§ **WHAT YOU WILL DO**:
Take the material and output all of it exactly.

Figure collection entries:
-----

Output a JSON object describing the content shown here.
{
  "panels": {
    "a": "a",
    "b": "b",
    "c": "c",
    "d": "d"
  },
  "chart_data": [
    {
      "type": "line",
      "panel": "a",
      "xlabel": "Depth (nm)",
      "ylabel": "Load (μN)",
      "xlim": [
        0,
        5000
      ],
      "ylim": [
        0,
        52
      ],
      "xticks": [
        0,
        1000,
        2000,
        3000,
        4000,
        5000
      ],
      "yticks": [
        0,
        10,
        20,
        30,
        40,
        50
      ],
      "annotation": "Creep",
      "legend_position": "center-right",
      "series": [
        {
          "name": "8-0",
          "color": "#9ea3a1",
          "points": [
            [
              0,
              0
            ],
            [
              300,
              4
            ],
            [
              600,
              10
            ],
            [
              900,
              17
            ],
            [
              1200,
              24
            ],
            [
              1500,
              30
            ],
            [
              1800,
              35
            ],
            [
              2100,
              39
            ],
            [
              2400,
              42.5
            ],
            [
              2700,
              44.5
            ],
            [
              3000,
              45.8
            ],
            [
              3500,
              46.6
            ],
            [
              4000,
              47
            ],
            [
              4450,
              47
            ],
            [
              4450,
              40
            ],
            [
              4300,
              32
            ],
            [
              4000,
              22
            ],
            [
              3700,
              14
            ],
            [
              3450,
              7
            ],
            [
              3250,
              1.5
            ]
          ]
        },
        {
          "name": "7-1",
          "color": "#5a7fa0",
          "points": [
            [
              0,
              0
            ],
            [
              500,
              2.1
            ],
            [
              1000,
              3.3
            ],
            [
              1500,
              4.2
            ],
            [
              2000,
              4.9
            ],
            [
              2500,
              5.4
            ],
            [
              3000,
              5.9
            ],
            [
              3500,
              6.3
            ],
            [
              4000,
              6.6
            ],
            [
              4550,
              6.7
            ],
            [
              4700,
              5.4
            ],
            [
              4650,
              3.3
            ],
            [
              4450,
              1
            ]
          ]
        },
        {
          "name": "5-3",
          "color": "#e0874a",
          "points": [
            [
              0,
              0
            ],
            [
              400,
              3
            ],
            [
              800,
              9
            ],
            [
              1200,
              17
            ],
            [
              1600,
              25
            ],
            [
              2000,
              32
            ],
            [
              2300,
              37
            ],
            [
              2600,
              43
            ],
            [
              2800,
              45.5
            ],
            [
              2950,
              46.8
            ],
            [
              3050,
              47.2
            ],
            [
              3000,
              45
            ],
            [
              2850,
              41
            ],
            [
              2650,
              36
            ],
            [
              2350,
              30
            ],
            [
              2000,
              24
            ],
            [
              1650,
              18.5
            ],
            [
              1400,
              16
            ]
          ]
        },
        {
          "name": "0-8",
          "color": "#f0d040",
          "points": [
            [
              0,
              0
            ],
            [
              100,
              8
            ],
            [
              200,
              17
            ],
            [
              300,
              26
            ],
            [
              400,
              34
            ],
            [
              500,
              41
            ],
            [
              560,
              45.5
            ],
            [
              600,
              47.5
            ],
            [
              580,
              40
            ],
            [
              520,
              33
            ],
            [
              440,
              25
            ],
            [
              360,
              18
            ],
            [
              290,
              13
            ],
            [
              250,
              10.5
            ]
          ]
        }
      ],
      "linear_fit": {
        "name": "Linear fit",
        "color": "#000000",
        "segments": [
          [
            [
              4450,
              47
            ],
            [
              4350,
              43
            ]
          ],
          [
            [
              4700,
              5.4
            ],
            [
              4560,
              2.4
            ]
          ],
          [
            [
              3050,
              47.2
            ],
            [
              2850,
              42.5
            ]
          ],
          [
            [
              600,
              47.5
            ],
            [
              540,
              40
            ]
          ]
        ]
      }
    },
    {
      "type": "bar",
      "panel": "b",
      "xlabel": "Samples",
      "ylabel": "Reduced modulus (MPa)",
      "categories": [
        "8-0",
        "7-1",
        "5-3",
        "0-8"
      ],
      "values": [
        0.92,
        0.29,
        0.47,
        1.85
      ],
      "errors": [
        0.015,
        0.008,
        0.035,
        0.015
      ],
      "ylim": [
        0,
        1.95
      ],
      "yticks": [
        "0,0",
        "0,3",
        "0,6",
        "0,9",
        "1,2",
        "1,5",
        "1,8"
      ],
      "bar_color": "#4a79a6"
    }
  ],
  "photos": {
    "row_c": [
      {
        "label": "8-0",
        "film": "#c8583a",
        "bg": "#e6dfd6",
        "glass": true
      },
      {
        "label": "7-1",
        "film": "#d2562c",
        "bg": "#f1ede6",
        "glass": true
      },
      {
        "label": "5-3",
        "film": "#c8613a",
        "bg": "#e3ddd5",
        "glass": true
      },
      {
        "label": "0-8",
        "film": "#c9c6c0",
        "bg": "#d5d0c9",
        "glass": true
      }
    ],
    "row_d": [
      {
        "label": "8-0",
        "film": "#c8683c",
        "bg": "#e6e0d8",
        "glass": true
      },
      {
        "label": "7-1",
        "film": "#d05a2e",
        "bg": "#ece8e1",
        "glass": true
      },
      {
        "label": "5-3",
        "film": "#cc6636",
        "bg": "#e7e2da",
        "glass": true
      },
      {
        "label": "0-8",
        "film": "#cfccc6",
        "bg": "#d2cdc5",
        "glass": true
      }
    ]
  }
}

-----

§ **SOLVED EXERCISE**:
Output a JSON object describing the content shown here.
{
  "panels": {
    "a": "a",
    "b": "b",
    "c": "c",
    "d": "d"
  },
  "chart_data": [
    {
      "type": "line",
      "panel": "a",
      "xlabel": "Depth (nm)",
      "ylabel": "Load (μN)",
      "xlim": [
        0,
        5000
      ],
      "ylim": [
        0,
        52
      ],
      "xticks": [
        0,
        1000,
        2000,
        3000,
        4000,
        5000
      ],
      "yticks": [
        0,
        10,
        20,
        30,
        40,
        50
      ],
      "annotation": "Creep",
      "legend_position": "center-right",
      "series": [
        {
          "name": "8-0",
          "color": "#9ea3a1",
          "points": [
            [
              0,
              0
            ],
            [
              300,
              4
            ],
            [
              600,
              10
            ],
            [
              900,
              17
            ],
            [
              1200,
              24
            ],
            [
              1500,
              30
            ],
            [
              1800,
              35
            ],
            [
              2100,
              39
            ],
            [
              2400,
              42.5
            ],
            [
              2700,
              44.5
            ],
            [
              3000,
              45.8
            ],
            [
              3500,
              46.6
            ],
            [
              4000,
              47
            ],
            [
              4450,
              47
            ],
            [
              4450,
              40
            ],
            [
              4300,
              32
            ],
            [
              4000,
              22
            ],
            [
              3700,
              14
            ],
            [
              3450,
              7
            ],
            [
              3250,
              1.5
            ]
          ]
        },
        {
          "name": "7-1",
          "color": "#5a7fa0",
          "points": [
            [
              0,
              0
            ],
            [
              500,
              2.1
            ],
            [
              1000,
              3.3
            ],
            [
              1500,
              4.2
            ],
            [
              2000,
              4.9
            ],
            [
              2500,
              5.4
            ],
            [
              3000,
              5.9
            ],
            [
              3500,
              6.3
            ],
            [
              4000,
              6.6
            ],
            [
              4550,
              6.7
            ],
            [
              4700,
              5.4
            ],
            [
              4650,
              3.3
            ],
            [
              4450,
              1
            ]
          ]
        },
        {
          "name": "5-3",
          "color": "#e0874a",
          "points": [
            [
              0,
              0
            ],
            [
              400,
              3
            ],
            [
              800,
              9
            ],
            [
              1200,
              17
            ],
            [
              1600,
              25
            ],
            [
              2000,
              32
            ],
            [
              2300,
              37
            ],
            [
              2600,
              43
            ],
            [
              2800,
              45.5
            ],
            [
              2950,
              46.8
            ],
            [
              3050,
              47.2
            ],
            [
              3000,
              45
            ],
            [
              2850,
              41
            ],
            [
              2650,
              36
            ],
            [
              2350,
              30
            ],
            [
              2000,
              24
            ],
            [
              1650,
              18.5
            ],
            [
              1400,
              16
            ]
          ]
        },
        {
          "name": "0-8",
          "color": "#f0d040",
          "points": [
            [
              0,
              0
            ],
            [
              100,
              8
            ],
            [
              200,
              17
            ],
            [
              300,
              26
            ],
            [
              400,
              34
            ],
            [
              500,
              41
            ],
            [
              560,
              45.5
            ],
            [
              600,
              47.5
            ],
            [
              580,
              40
            ],
            [
              520,
              33
            ],
            [
              440,
              25
            ],
            [
              360,
              18
            ],
            [
              290,
              13
            ],
            [
              250,
              10.5
            ]
          ]
        }
      ],
      "linear_fit": {
        "name": "Linear fit",
        "color": "#000000",
        "segments": [
          [
            [
              4450,
              47
            ],
            [
              4350,
              43
            ]
          ],
          [
            [
              4700,
              5.4
            ],
            [
              4560,
              2.4
            ]
          ],
          [
            [
              3050,
              47.2
            ],
            [
              2850,
              42.5
            ]
          ],
          [
            [
              600,
              47.5
            ],
            [
              540,
              40
            ]
          ]
        ]
      }
    },
    {
      "type": "bar",
      "panel": "b",
      "xlabel": "Samples",
      "ylabel": "Reduced modulus (MPa)",
      "categories": [
        "8-0",
        "7-1",
        "5-3",
        "0-8"
      ],
      "values": [
        0.92,
        0.29,
        0.47,
        1.85
      ],
      "errors": [
        0.015,
        0.008,
        0.035,
        0.015
      ],
      "ylim": [
        0,
        1.95
      ],
      "yticks": [
        "0,0",
        "0,3",
        "0,6",
        "0,9",
        "1,2",
        "1,5",
        "1,8"
      ],
      "bar_color": "#4a79a6"
    }
  ],
  "photos": {
    "row_c": [
      {
        "label": "8-0",
        "film": "#c8583a",
        "bg": "#e6dfd6",
        "glass": true
      },
      {
        "label": "7-1",
        "film": "#d2562c",
        "bg": "#f1ede6",
        "glass": true
      },
      {
        "label": "5-3",
        "film": "#c8613a",
        "bg": "#e3ddd5",
        "glass": true
      },
      {
        "label": "0-8",
        "film": "#c9c6c0",
        "bg": "#d5d0c9",
        "glass": true
      }
    ],
    "row_d": [
      {
        "label": "8-0",
        "film": "#c8683c",
        "bg": "#e6e0d8",
        "glass": true
      },
      {
        "label": "7-1",
        "film": "#d05a2e",
        "bg": "#ece8e1",
        "glass": true
      },
      {
        "label": "5-3",
        "film": "#cc6636",
        "bg": "#e7e2da",
        "glass": true
      },
      {
        "label": "0-8",
        "film": "#cfccc6",
        "bg": "#d2cdc5",
        "glass": true
      }
    ]
  }
}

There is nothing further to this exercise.